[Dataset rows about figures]
§

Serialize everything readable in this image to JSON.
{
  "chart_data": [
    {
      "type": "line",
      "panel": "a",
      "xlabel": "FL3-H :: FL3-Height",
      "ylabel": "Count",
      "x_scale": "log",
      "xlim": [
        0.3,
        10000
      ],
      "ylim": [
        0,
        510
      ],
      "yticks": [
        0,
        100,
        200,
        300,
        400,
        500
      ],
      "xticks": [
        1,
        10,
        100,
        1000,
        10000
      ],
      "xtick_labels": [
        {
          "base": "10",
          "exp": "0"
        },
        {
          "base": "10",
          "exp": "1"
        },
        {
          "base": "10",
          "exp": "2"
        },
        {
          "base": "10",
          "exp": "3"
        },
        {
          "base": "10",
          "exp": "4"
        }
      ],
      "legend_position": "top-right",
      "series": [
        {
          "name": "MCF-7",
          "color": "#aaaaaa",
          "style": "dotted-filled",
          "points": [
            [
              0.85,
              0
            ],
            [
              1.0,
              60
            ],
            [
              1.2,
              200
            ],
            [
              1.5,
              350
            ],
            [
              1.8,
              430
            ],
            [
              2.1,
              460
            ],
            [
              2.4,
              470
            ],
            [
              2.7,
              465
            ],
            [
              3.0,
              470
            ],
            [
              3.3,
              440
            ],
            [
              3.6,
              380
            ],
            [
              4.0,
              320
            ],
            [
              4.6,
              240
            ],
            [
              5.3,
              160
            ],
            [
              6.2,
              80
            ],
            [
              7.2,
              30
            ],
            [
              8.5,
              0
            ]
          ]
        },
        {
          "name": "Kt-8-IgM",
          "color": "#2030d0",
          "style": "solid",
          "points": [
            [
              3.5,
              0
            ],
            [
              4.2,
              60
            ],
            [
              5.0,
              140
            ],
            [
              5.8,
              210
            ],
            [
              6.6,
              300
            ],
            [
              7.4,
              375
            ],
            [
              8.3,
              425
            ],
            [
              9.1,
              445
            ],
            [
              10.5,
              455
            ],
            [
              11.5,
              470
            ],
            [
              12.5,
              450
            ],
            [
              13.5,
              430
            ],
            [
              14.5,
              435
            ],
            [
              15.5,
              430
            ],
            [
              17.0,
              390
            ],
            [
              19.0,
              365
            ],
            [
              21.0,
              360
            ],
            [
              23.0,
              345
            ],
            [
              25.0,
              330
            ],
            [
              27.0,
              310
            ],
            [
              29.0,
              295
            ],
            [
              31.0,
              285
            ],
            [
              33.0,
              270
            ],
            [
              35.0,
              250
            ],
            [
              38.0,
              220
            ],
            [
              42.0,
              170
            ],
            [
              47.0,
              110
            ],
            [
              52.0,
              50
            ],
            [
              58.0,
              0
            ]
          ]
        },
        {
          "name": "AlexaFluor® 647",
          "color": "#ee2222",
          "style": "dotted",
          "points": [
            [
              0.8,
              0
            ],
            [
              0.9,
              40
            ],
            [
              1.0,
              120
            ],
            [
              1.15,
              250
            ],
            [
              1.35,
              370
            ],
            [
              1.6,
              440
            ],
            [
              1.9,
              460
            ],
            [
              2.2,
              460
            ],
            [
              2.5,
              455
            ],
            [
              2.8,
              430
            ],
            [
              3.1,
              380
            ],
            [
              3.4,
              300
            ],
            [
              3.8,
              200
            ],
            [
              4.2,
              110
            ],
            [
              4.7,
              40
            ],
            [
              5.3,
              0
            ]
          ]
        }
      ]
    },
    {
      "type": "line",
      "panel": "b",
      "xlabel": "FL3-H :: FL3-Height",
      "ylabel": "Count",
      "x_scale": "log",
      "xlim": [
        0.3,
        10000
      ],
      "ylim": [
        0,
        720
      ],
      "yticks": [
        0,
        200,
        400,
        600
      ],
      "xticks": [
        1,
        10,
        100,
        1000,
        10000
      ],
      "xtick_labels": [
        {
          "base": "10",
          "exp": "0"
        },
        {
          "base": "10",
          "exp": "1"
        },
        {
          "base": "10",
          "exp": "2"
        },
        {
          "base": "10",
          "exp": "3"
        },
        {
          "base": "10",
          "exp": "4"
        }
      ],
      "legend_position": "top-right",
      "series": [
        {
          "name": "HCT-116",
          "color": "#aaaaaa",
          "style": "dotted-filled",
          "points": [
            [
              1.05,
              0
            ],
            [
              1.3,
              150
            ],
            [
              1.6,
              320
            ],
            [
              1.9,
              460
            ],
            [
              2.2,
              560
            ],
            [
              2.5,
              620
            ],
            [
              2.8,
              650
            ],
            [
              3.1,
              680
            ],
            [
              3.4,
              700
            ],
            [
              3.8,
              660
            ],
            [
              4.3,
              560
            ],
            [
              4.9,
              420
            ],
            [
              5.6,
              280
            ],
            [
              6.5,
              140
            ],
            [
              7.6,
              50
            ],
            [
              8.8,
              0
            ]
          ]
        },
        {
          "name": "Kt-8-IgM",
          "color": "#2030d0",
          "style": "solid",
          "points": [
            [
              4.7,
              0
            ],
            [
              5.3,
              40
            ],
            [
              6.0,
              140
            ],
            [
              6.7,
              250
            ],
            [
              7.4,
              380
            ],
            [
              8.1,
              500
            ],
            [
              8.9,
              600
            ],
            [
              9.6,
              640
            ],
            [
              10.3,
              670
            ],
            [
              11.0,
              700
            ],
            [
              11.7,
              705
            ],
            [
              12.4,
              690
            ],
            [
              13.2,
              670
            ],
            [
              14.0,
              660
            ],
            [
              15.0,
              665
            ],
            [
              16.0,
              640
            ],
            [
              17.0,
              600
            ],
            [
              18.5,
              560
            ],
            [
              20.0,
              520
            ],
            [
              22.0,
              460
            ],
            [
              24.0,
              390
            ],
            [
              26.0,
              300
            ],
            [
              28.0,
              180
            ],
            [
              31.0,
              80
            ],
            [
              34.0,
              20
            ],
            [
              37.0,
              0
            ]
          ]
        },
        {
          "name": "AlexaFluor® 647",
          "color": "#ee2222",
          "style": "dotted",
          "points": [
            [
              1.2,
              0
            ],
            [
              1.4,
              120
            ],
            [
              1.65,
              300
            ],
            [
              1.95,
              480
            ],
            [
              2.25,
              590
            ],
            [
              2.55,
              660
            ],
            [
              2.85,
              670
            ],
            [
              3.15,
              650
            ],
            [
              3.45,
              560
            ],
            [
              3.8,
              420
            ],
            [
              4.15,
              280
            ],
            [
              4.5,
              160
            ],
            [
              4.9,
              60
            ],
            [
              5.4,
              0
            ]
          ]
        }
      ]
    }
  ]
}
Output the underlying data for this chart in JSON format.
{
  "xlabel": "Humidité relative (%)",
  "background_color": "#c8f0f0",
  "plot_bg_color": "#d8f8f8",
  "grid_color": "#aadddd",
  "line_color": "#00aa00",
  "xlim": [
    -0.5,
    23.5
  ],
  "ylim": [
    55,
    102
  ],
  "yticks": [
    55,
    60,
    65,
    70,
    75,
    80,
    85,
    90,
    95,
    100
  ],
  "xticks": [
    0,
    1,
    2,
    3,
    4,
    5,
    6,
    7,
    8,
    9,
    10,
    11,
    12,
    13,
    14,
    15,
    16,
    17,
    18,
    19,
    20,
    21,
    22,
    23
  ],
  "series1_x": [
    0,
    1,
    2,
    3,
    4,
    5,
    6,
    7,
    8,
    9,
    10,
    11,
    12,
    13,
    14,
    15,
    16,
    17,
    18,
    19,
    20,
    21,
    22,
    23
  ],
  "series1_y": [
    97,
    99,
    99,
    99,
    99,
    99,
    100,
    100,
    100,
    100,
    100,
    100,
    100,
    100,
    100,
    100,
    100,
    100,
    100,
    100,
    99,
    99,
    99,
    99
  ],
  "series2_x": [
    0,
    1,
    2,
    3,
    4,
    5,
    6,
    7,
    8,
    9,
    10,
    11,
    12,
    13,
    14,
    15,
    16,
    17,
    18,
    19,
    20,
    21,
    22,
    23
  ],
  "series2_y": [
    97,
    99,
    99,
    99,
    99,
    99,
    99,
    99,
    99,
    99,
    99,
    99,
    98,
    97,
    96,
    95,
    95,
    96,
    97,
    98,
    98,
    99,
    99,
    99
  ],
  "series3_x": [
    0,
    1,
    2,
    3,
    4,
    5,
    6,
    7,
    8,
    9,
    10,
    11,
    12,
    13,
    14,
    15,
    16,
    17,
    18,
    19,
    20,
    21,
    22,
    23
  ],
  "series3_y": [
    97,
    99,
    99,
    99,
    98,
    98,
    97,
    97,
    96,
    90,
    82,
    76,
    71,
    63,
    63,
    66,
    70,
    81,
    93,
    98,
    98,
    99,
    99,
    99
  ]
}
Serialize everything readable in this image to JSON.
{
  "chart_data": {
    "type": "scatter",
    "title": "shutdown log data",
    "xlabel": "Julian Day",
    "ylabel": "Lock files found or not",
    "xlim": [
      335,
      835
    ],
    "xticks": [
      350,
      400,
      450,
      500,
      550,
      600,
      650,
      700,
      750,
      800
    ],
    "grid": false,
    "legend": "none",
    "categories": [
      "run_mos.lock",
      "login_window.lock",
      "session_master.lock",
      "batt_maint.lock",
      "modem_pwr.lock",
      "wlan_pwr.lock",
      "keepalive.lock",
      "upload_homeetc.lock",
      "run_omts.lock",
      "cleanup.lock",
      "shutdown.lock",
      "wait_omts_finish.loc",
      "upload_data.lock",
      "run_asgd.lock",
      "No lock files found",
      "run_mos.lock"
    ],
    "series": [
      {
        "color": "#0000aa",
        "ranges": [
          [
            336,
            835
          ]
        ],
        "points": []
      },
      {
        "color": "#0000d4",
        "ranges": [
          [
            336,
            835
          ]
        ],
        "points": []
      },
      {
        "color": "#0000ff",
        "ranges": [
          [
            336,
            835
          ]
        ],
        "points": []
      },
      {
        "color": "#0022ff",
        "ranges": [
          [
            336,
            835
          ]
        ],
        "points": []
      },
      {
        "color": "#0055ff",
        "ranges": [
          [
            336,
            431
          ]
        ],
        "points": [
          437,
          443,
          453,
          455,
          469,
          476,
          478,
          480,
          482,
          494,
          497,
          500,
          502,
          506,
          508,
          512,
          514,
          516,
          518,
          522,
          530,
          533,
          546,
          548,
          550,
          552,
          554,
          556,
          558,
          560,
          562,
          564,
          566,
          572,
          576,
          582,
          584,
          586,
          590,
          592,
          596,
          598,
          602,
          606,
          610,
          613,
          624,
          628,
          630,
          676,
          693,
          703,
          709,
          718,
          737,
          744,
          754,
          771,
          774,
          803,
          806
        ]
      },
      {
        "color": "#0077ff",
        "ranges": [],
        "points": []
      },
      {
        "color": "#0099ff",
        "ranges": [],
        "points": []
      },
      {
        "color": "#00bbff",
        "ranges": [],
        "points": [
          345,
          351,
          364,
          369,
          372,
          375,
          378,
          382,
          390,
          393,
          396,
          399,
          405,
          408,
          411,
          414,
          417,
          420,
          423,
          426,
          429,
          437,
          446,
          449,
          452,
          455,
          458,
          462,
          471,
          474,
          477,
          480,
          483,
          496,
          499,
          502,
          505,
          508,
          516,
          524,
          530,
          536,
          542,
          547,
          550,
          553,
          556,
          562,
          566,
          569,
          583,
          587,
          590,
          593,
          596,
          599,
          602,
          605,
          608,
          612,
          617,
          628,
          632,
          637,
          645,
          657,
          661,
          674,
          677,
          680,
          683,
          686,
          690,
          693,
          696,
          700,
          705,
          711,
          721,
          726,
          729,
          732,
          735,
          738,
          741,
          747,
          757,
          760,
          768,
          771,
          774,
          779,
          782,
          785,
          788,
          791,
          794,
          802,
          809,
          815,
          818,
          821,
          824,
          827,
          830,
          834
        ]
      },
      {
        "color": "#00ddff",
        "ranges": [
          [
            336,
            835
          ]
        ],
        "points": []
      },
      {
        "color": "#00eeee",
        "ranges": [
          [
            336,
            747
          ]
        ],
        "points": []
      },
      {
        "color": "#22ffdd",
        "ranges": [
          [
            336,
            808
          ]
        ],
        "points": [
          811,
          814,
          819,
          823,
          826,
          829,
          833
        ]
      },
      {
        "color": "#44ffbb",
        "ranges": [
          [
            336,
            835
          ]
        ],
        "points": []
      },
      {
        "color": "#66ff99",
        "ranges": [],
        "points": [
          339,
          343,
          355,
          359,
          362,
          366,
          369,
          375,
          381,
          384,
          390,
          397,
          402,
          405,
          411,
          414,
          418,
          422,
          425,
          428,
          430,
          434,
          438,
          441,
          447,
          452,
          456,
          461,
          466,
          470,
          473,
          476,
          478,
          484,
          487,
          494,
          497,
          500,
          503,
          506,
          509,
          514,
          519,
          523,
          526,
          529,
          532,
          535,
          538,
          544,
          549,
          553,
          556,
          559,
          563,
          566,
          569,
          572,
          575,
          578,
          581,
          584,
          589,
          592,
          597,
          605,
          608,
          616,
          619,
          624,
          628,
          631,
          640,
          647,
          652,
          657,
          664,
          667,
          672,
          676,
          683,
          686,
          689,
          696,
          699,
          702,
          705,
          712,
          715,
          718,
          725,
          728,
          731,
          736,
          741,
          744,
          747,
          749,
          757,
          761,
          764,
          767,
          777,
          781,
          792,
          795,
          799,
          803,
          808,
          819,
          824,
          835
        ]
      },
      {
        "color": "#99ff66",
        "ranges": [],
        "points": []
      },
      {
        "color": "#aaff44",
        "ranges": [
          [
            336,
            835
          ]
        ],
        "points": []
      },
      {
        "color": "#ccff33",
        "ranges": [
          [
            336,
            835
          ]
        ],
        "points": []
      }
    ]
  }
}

§

### EXERCISE OBJECTIVE
Each line above that includes "files" should be shown.

### SOLUTION BELOW
    "ylabel": "Lock files found or not",
      "No lock files found",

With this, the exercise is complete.